**Work request**: Could you extend the blog post about no longer knowing where home is, picking up right after its last line?

Text provided: Begin

Sunday, September 21, 2014

where is home?

note: this post is a bit delayed and comes from a page of my diary written 3 weeks ago.

I'm in the kitchen making a cup of tea when my mobile starts ringing in my room. I rush over, hurdling a couple of open half-empty boxes (how I love unpacking) and I reach it just in time. 
It was my dad, calling from his car: "We have officially moved out. I gave back the keys today." The satisfaction in his voice is palpable and understandably so as in little more than a month he emptied our family home by himself while working.



Unfortunately, I was too busy taking in the shock: the place I used to call home for the past 6 years wasn't home any more. Even more, the city where I spent the last 13 years of life, wasn't home any longer. Even though I wasn't particularly happy there-I can honestly say that I hated it for the majority of the time- I suddenly felt homeless. Which I'm not: I have 2 houses to go to, more than what most people have. However, I don't know which place is "home" anymore. Despite it's provincial placidity which made me feel trapped within a day and a trip to the supermarket, Varese was home (or so I realised of late): I grew up there, I made some lifelong friends and somehow over the past 2 years, it had become my inner north when the going got tough. The sight of the Alps from the plane, those same mountains which I could see in the distance when coming back from school, always spoke of home. On getting off the plane I could smell the air, dense with the fog and the pollution of all the industries scattered in the plain, and I knew that, for bad or for good, I was home. Now that my parents have moved where my dad works, I find myself at loss of a place to call home. Their flat- where my dad has been living during the week for the past few years- doesn't feel like home. Every time I went there, I felt a bit like a guest: I was clueless as to where things were or even how the shower worked. And probably I was, because that was my dad's flat, not our house. 


views from home (Italy)

Text provided: End
Data listing: Begin

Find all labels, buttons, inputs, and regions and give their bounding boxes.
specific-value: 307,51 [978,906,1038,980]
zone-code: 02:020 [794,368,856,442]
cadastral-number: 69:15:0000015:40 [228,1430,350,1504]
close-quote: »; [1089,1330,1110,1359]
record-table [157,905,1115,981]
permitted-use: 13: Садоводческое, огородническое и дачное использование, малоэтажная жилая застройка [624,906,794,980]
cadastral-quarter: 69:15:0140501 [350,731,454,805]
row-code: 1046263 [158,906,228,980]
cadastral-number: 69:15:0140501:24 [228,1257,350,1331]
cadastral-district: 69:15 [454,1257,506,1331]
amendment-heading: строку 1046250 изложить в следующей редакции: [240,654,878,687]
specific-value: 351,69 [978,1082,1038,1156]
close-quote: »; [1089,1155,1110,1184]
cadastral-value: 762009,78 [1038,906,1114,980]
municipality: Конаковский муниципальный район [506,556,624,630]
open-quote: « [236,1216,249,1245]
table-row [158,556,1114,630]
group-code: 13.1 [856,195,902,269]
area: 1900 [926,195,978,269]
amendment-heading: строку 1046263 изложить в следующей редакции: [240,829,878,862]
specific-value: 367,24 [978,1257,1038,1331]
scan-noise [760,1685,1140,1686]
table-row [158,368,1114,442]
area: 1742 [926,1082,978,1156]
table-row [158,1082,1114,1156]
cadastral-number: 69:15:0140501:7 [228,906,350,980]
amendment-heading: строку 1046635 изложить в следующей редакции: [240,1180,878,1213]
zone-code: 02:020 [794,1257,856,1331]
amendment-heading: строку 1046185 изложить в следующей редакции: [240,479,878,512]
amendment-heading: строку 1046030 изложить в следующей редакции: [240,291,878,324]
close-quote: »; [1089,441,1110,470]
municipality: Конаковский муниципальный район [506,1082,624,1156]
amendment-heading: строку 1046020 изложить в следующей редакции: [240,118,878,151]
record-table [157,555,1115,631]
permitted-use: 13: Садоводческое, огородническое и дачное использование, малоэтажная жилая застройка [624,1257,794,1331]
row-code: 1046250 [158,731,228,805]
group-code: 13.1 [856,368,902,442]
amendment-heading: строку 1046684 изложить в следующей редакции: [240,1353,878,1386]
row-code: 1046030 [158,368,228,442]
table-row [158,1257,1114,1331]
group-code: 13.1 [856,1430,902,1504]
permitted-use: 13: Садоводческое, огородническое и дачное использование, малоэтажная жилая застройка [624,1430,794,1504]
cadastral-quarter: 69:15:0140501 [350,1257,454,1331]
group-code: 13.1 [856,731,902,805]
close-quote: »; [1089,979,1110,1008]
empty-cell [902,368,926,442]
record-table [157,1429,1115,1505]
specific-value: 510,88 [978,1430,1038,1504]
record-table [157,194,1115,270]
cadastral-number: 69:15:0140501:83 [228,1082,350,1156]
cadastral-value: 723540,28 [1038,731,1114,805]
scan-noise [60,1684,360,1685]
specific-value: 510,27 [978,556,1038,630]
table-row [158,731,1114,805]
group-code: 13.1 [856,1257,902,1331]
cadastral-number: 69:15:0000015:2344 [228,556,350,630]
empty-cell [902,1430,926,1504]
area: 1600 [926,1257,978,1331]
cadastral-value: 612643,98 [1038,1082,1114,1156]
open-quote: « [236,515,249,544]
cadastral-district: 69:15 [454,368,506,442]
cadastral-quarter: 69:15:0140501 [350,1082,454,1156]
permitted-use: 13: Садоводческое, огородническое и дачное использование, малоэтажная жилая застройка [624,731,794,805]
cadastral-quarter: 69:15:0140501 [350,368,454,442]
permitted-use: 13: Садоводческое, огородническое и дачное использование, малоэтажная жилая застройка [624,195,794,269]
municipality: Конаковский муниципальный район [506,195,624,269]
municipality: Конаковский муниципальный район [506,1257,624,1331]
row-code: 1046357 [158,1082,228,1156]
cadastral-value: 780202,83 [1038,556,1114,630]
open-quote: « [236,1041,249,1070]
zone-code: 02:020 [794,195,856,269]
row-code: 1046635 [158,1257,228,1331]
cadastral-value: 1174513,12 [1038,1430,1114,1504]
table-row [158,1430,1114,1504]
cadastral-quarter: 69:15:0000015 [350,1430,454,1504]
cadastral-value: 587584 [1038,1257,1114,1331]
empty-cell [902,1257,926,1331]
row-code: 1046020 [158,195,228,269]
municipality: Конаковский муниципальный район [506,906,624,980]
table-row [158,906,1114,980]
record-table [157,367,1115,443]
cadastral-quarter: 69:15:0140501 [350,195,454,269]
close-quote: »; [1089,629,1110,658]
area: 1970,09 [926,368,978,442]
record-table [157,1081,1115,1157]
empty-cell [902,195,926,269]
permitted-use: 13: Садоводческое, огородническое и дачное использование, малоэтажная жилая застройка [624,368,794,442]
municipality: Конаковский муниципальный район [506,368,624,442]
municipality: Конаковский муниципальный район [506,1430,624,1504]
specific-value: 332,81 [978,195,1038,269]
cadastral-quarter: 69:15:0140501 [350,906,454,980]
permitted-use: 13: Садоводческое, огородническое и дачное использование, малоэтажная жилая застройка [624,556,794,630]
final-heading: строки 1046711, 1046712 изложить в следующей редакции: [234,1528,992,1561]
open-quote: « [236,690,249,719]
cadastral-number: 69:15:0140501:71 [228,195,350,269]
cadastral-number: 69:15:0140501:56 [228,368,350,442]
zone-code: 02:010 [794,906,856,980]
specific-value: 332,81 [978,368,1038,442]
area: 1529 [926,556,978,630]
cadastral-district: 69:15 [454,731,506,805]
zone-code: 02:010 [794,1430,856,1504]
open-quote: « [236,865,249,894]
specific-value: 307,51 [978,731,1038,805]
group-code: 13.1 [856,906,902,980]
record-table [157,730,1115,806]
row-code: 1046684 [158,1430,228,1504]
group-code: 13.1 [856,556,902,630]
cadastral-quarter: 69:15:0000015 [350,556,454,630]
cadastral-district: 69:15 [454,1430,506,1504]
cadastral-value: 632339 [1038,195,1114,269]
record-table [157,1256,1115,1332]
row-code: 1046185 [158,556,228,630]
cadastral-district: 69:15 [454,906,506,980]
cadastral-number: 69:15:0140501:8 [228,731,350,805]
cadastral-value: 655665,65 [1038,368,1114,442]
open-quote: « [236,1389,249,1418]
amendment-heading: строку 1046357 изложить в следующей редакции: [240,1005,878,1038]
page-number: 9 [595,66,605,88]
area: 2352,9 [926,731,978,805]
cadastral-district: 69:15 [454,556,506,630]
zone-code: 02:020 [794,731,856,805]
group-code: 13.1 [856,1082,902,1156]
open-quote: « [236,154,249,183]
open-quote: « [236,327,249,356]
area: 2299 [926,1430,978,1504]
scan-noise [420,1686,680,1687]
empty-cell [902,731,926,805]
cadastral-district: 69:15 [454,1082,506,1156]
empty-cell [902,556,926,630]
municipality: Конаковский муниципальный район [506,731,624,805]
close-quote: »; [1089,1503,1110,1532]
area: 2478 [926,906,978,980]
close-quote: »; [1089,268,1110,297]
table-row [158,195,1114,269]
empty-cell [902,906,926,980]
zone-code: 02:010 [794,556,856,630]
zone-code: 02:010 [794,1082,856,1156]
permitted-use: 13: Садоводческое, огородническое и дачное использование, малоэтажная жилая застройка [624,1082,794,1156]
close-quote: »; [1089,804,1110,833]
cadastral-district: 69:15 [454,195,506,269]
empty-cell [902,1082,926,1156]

Data listing: End

**Exercise answer**:
Having just moved into the new flat here in Newcastle, I don't dare call it home yet. At the moment it's an empty house with the belongings of 3 people stored in. It's very pretty and modern-nothing like the old huge house we lived in last year- but it's not home yet. And at the moment Newcastle doesn't feel much home yet either. The streets once familiar feel a bit estranged to me. The clear bright northern sky which used to lighten up my heart now seems just cold and distant. I feel lost because my heart-or at least a significant chunk of it- has stayed at the other side of the Mediterranean, under the radiant Israeli sunshine. Right now, when I think of home, the image of a tiny room, with half broken furniture and creaky tiny beds, will imperiously appear to the eyes of my imagination. A room where I laughed until my tummy hurt, cried all my tears, shouted of joy and shared the deepest hurts of my heart. A room where I was hardly ever alone. A place that is not home, since my plane took off 48 hours ago. 
home?



And all contrast so much with my room now, my real actual house: big, spacious, with a huge double bed where I could lose myself. And yet I can't feel it as home, not yet. Maybe once Claudia and Aaron are back and we start our everyday life, back and through from the hospital, it will. 


But for now I am at loss of a place to call home.